-- DATASET ROWS --
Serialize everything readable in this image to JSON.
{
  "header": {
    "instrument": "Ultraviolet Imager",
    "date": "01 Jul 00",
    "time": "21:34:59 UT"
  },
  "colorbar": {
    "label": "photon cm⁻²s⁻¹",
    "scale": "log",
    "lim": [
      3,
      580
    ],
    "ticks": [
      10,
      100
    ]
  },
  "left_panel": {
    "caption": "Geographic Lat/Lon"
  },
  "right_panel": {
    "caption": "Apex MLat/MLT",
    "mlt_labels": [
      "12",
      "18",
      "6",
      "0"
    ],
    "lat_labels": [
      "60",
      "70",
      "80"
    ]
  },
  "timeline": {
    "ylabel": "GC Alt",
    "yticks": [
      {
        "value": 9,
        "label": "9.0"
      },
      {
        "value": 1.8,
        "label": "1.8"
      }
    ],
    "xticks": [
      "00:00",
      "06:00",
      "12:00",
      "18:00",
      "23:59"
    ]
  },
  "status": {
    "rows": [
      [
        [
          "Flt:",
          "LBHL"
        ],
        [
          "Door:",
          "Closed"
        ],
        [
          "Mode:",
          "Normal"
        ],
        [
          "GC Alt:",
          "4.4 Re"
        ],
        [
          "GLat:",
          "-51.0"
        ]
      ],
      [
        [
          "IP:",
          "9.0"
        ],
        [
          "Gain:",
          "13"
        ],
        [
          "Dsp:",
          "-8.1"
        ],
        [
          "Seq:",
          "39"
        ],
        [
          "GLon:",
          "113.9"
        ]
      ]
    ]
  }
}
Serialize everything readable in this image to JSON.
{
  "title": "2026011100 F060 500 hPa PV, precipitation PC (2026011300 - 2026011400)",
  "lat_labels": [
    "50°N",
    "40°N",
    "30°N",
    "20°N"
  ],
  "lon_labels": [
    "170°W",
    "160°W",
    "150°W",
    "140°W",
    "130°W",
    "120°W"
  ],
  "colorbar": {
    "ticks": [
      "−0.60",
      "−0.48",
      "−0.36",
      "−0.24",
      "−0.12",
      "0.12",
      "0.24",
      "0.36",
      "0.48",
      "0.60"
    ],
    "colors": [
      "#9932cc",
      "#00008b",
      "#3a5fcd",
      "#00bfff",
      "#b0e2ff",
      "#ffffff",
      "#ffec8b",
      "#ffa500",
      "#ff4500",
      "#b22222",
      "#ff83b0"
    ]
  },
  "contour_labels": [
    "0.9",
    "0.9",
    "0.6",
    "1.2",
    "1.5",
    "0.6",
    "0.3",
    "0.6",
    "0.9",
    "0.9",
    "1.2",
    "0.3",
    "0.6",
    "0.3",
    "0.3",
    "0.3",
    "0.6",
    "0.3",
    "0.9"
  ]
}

-- WRITTEN REQUEST --
All of the records must be retyped exactly as they are.

-- REPLY --
Serialize everything readable in this image to JSON.
{
  "header": {
    "instrument": "Ultraviolet Imager",
    "date": "01 Jul 00",
    "time": "21:34:59 UT"
  },
  "colorbar": {
    "label": "photon cm⁻²s⁻¹",
    "scale": "log",
    "lim": [
      3,
      580
    ],
    "ticks": [
      10,
      100
    ]
  },
  "left_panel": {
    "caption": "Geographic Lat/Lon"
  },
  "right_panel": {
    "caption": "Apex MLat/MLT",
    "mlt_labels": [
      "12",
      "18",
      "6",
      "0"
    ],
    "lat_labels": [
      "60",
      "70",
      "80"
    ]
  },
  "timeline": {
    "ylabel": "GC Alt",
    "yticks": [
      {
        "value": 9,
        "label": "9.0"
      },
      {
        "value": 1.8,
        "label": "1.8"
      }
    ],
    "xticks": [
      "00:00",
      "06:00",
      "12:00",
      "18:00",
      "23:59"
    ]
  },
  "status": {
    "rows": [
      [
        [
          "Flt:",
          "LBHL"
        ],
        [
          "Door:",
          "Closed"
        ],
        [
          "Mode:",
          "Normal"
        ],
        [
          "GC Alt:",
          "4.4 Re"
        ],
        [
          "GLat:",
          "-51.0"
        ]
      ],
      [
        [
          "IP:",
          "9.0"
        ],
        [
          "Gain:",
          "13"
        ],
        [
          "Dsp:",
          "-8.1"
        ],
        [
          "Seq:",
          "39"
        ],
        [
          "GLon:",
          "113.9"
        ]
      ]
    ]
  }
}
Serialize everything readable in this image to JSON.
{
  "title": "2026011100 F060 500 hPa PV, precipitation PC (2026011300 - 2026011400)",
  "lat_labels": [
    "50°N",
    "40°N",
    "30°N",
    "20°N"
  ],
  "lon_labels": [
    "170°W",
    "160°W",
    "150°W",
    "140°W",
    "130°W",
    "120°W"
  ],
  "colorbar": {
    "ticks": [
      "−0.60",
      "−0.48",
      "−0.36",
      "−0.24",
      "−0.12",
      "0.12",
      "0.24",
      "0.36",
      "0.48",
      "0.60"
    ],
    "colors": [
      "#9932cc",
      "#00008b",
      "#3a5fcd",
      "#00bfff",
      "#b0e2ff",
      "#ffffff",
      "#ffec8b",
      "#ffa500",
      "#ff4500",
      "#b22222",
      "#ff83b0"
    ]
  },
  "contour_labels": [
    "0.9",
    "0.9",
    "0.6",
    "1.2",
    "1.5",
    "0.6",
    "0.3",
    "0.6",
    "0.9",
    "0.9",
    "1.2",
    "0.3",
    "0.6",
    "0.3",
    "0.3",
    "0.3",
    "0.6",
    "0.3",
    "0.9"
  ]
}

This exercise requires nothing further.